> _The input_
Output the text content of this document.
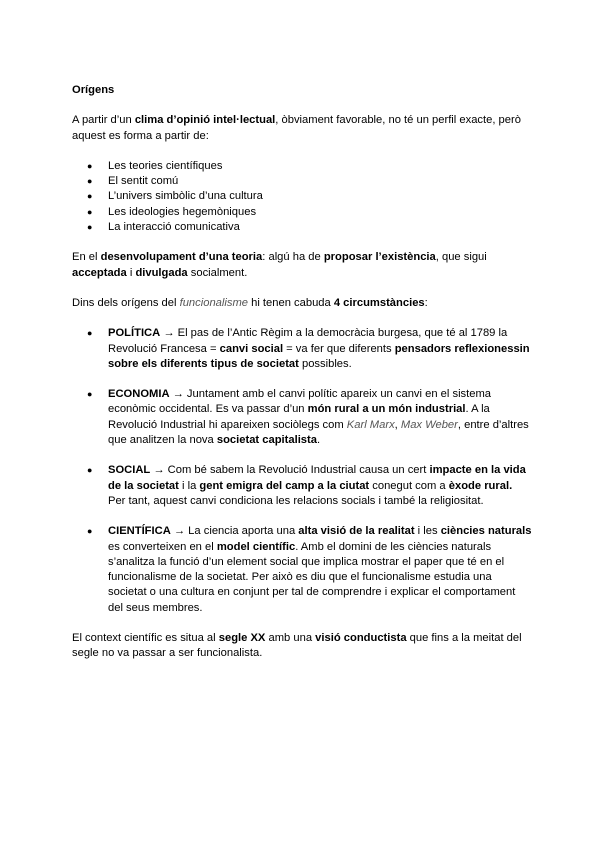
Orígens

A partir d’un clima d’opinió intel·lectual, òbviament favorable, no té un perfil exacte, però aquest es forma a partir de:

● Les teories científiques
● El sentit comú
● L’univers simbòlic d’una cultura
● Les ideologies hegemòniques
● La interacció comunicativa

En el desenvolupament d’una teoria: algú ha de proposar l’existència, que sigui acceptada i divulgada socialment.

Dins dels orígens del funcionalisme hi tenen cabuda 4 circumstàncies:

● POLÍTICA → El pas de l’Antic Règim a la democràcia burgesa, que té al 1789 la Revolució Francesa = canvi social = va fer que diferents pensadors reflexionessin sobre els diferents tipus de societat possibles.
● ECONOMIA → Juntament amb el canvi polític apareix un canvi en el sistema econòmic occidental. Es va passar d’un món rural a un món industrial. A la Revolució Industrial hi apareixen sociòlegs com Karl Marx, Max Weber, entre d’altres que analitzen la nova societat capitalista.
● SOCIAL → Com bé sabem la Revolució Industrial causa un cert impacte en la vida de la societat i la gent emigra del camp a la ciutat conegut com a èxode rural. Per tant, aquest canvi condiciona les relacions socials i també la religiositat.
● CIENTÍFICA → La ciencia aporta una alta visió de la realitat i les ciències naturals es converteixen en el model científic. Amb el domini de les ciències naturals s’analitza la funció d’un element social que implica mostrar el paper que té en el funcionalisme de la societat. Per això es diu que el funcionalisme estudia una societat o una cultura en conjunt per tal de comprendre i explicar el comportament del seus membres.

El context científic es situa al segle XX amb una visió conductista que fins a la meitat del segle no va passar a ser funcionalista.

> _Set task_
Make an exact copy of the data, leaving its pictures out.

> _Answer to this problem_
Output the text content of this document.
Orígens

A partir d’un clima d’opinió intel·lectual, òbviament favorable, no té un perfil exacte, però aquest es forma a partir de:

● Les teories científiques
● El sentit comú
● L’univers simbòlic d’una cultura
● Les ideologies hegemòniques
● La interacció comunicativa

En el desenvolupament d’una teoria: algú ha de proposar l’existència, que sigui acceptada i divulgada socialment.

Dins dels orígens del funcionalisme hi tenen cabuda 4 circumstàncies:

● POLÍTICA → El pas de l’Antic Règim a la democràcia burgesa, que té al 1789 la Revolució Francesa = canvi social = va fer que diferents pensadors reflexionessin sobre els diferents tipus de societat possibles.
● ECONOMIA → Juntament amb el canvi polític apareix un canvi en el sistema econòmic occidental. Es va passar d’un món rural a un món industrial. A la Revolució Industrial hi apareixen sociòlegs com Karl Marx, Max Weber, entre d’altres que analitzen la nova societat capitalista.
● SOCIAL → Com bé sabem la Revolució Industrial causa un cert impacte en la vida de la societat i la gent emigra del camp a la ciutat conegut com a èxode rural. Per tant, aquest canvi condiciona les relacions socials i també la religiositat.
● CIENTÍFICA → La ciencia aporta una alta visió de la realitat i les ciències naturals es converteixen en el model científic. Amb el domini de les ciències naturals s’analitza la funció d’un element social que implica mostrar el paper que té en el funcionalisme de la societat. Per això es diu que el funcionalisme estudia una societat o una cultura en conjunt per tal de comprendre i explicar el comportament del seus membres.

El context científic es situa al segle XX amb una visió conductista que fins a la meitat del segle no va passar a ser funcionalista.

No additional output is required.